**Job:** Write out the whole listing exactly as it stands.

Stored data:
☆ ☆ ☆ ☆

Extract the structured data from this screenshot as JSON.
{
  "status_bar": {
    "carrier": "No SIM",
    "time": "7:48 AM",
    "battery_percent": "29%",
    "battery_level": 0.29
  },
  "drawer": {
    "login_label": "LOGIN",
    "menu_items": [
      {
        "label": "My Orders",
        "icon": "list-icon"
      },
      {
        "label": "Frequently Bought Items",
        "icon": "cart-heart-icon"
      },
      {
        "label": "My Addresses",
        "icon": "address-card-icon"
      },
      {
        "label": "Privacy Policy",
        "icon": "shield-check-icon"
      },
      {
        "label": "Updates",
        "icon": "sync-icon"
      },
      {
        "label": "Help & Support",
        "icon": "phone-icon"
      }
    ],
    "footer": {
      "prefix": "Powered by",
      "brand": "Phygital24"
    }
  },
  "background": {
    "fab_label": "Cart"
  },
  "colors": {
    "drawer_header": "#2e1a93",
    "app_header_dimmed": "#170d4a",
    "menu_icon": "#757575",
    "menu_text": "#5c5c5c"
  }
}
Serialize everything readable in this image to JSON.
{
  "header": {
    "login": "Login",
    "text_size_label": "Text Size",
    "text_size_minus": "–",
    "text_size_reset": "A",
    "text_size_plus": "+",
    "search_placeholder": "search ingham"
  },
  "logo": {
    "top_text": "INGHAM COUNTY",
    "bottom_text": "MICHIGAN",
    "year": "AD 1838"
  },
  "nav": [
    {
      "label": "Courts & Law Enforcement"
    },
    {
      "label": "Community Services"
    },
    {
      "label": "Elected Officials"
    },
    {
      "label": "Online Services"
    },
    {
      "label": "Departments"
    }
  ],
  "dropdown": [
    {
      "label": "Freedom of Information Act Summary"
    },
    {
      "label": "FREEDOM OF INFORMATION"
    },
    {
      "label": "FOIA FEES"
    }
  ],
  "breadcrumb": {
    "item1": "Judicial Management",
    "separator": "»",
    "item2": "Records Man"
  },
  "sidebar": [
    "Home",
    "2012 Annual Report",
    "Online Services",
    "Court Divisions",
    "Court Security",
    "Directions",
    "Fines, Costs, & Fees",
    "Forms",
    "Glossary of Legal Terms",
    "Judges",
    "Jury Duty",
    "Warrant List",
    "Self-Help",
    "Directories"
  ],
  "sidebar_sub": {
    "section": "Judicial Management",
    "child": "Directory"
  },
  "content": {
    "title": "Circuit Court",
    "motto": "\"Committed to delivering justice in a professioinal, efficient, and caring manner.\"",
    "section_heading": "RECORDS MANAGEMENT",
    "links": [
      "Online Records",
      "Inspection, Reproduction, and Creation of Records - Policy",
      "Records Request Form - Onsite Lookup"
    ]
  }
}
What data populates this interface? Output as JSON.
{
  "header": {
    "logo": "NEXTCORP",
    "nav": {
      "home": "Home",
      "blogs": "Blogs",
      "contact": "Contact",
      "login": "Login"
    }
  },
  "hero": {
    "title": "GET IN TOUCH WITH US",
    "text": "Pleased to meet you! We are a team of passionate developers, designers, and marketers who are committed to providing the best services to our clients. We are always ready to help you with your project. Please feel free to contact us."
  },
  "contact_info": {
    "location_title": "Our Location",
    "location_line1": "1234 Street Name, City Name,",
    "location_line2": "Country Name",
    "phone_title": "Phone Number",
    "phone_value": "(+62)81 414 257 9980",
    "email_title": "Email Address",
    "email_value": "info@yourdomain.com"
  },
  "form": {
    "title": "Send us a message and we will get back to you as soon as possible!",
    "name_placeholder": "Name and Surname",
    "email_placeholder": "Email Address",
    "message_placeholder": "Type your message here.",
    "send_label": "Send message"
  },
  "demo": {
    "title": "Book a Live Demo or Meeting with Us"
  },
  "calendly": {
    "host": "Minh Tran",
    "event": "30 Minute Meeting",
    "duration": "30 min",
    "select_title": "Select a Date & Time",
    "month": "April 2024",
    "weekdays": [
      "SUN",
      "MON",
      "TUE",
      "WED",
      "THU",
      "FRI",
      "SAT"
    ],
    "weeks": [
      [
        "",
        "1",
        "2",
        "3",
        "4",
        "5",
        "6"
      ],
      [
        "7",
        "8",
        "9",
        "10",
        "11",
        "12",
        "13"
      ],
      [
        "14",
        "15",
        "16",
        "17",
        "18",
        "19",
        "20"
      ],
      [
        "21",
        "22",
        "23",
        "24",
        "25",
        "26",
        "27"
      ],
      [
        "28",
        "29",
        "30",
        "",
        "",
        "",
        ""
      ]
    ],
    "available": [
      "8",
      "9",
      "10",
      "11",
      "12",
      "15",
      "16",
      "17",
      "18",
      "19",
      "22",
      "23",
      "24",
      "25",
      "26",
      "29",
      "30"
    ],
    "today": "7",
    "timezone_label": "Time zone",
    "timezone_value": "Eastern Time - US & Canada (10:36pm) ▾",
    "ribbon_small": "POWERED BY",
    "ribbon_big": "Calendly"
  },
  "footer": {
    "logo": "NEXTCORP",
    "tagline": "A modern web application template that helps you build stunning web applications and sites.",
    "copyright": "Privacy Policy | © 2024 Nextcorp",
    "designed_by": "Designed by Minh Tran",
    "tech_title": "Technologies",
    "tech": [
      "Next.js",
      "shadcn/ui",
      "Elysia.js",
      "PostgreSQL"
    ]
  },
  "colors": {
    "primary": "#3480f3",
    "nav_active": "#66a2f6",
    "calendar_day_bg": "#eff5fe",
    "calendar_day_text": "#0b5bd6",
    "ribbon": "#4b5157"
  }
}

☆ ☆ ☆ ☆

**Correct result:**
Extract the structured data from this screenshot as JSON.
{
  "status_bar": {
    "carrier": "No SIM",
    "time": "7:48 AM",
    "battery_percent": "29%",
    "battery_level": 0.29
  },
  "drawer": {
    "login_label": "LOGIN",
    "menu_items": [
      {
        "label": "My Orders",
        "icon": "list-icon"
      },
      {
        "label": "Frequently Bought Items",
        "icon": "cart-heart-icon"
      },
      {
        "label": "My Addresses",
        "icon": "address-card-icon"
      },
      {
        "label": "Privacy Policy",
        "icon": "shield-check-icon"
      },
      {
        "label": "Updates",
        "icon": "sync-icon"
      },
      {
        "label": "Help & Support",
        "icon": "phone-icon"
      }
    ],
    "footer": {
      "prefix": "Powered by",
      "brand": "Phygital24"
    }
  },
  "background": {
    "fab_label": "Cart"
  },
  "colors": {
    "drawer_header": "#2e1a93",
    "app_header_dimmed": "#170d4a",
    "menu_icon": "#757575",
    "menu_text": "#5c5c5c"
  }
}
Serialize everything readable in this image to JSON.
{
  "header": {
    "login": "Login",
    "text_size_label": "Text Size",
    "text_size_minus": "–",
    "text_size_reset": "A",
    "text_size_plus": "+",
    "search_placeholder": "search ingham"
  },
  "logo": {
    "top_text": "INGHAM COUNTY",
    "bottom_text": "MICHIGAN",
    "year": "AD 1838"
  },
  "nav": [
    {
      "label": "Courts & Law Enforcement"
    },
    {
      "label": "Community Services"
    },
    {
      "label": "Elected Officials"
    },
    {
      "label": "Online Services"
    },
    {
      "label": "Departments"
    }
  ],
  "dropdown": [
    {
      "label": "Freedom of Information Act Summary"
    },
    {
      "label": "FREEDOM OF INFORMATION"
    },
    {
      "label": "FOIA FEES"
    }
  ],
  "breadcrumb": {
    "item1": "Judicial Management",
    "separator": "»",
    "item2": "Records Man"
  },
  "sidebar": [
    "Home",
    "2012 Annual Report",
    "Online Services",
    "Court Divisions",
    "Court Security",
    "Directions",
    "Fines, Costs, & Fees",
    "Forms",
    "Glossary of Legal Terms",
    "Judges",
    "Jury Duty",
    "Warrant List",
    "Self-Help",
    "Directories"
  ],
  "sidebar_sub": {
    "section": "Judicial Management",
    "child": "Directory"
  },
  "content": {
    "title": "Circuit Court",
    "motto": "\"Committed to delivering justice in a professioinal, efficient, and caring manner.\"",
    "section_heading": "RECORDS MANAGEMENT",
    "links": [
      "Online Records",
      "Inspection, Reproduction, and Creation of Records - Policy",
      "Records Request Form - Onsite Lookup"
    ]
  }
}
What data populates this interface? Output as JSON.
{
  "header": {
    "logo": "NEXTCORP",
    "nav": {
      "home": "Home",
      "blogs": "Blogs",
      "contact": "Contact",
      "login": "Login"
    }
  },
  "hero": {
    "title": "GET IN TOUCH WITH US",
    "text": "Pleased to meet you! We are a team of passionate developers, designers, and marketers who are committed to providing the best services to our clients. We are always ready to help you with your project. Please feel free to contact us."
  },
  "contact_info": {
    "location_title": "Our Location",
    "location_line1": "1234 Street Name, City Name,",
    "location_line2": "Country Name",
    "phone_title": "Phone Number",
    "phone_value": "(+62)81 414 257 9980",
    "email_title": "Email Address",
    "email_value": "info@yourdomain.com"
  },
  "form": {
    "title": "Send us a message and we will get back to you as soon as possible!",
    "name_placeholder": "Name and Surname",
    "email_placeholder": "Email Address",
    "message_placeholder": "Type your message here.",
    "send_label": "Send message"
  },
  "demo": {
    "title": "Book a Live Demo or Meeting with Us"
  },
  "calendly": {
    "host": "Minh Tran",
    "event": "30 Minute Meeting",
    "duration": "30 min",
    "select_title": "Select a Date & Time",
    "month": "April 2024",
    "weekdays": [
      "SUN",
      "MON",
      "TUE",
      "WED",
      "THU",
      "FRI",
      "SAT"
    ],
    "weeks": [
      [
        "",
        "1",
        "2",
        "3",
        "4",
        "5",
        "6"
      ],
      [
        "7",
        "8",
        "9",
        "10",
        "11",
        "12",
        "13"
      ],
      [
        "14",
        "15",
        "16",
        "17",
        "18",
        "19",
        "20"
      ],
      [
        "21",
        "22",
        "23",
        "24",
        "25",
        "26",
        "27"
      ],
      [
        "28",
        "29",
        "30",
        "",
        "",
        "",
        ""
      ]
    ],
    "available": [
      "8",
      "9",
      "10",
      "11",
      "12",
      "15",
      "16",
      "17",
      "18",
      "19",
      "22",
      "23",
      "24",
      "25",
      "26",
      "29",
      "30"
    ],
    "today": "7",
    "timezone_label": "Time zone",
    "timezone_value": "Eastern Time - US & Canada (10:36pm) ▾",
    "ribbon_small": "POWERED BY",
    "ribbon_big": "Calendly"
  },
  "footer": {
    "logo": "NEXTCORP",
    "tagline": "A modern web application template that helps you build stunning web applications and sites.",
    "copyright": "Privacy Policy | © 2024 Nextcorp",
    "designed_by": "Designed by Minh Tran",
    "tech_title": "Technologies",
    "tech": [
      "Next.js",
      "shadcn/ui",
      "Elysia.js",
      "PostgreSQL"
    ]
  },
  "colors": {
    "primary": "#3480f3",
    "nav_active": "#66a2f6",
    "calendar_day_bg": "#eff5fe",
    "calendar_day_text": "#0b5bd6",
    "ribbon": "#4b5157"
  }
}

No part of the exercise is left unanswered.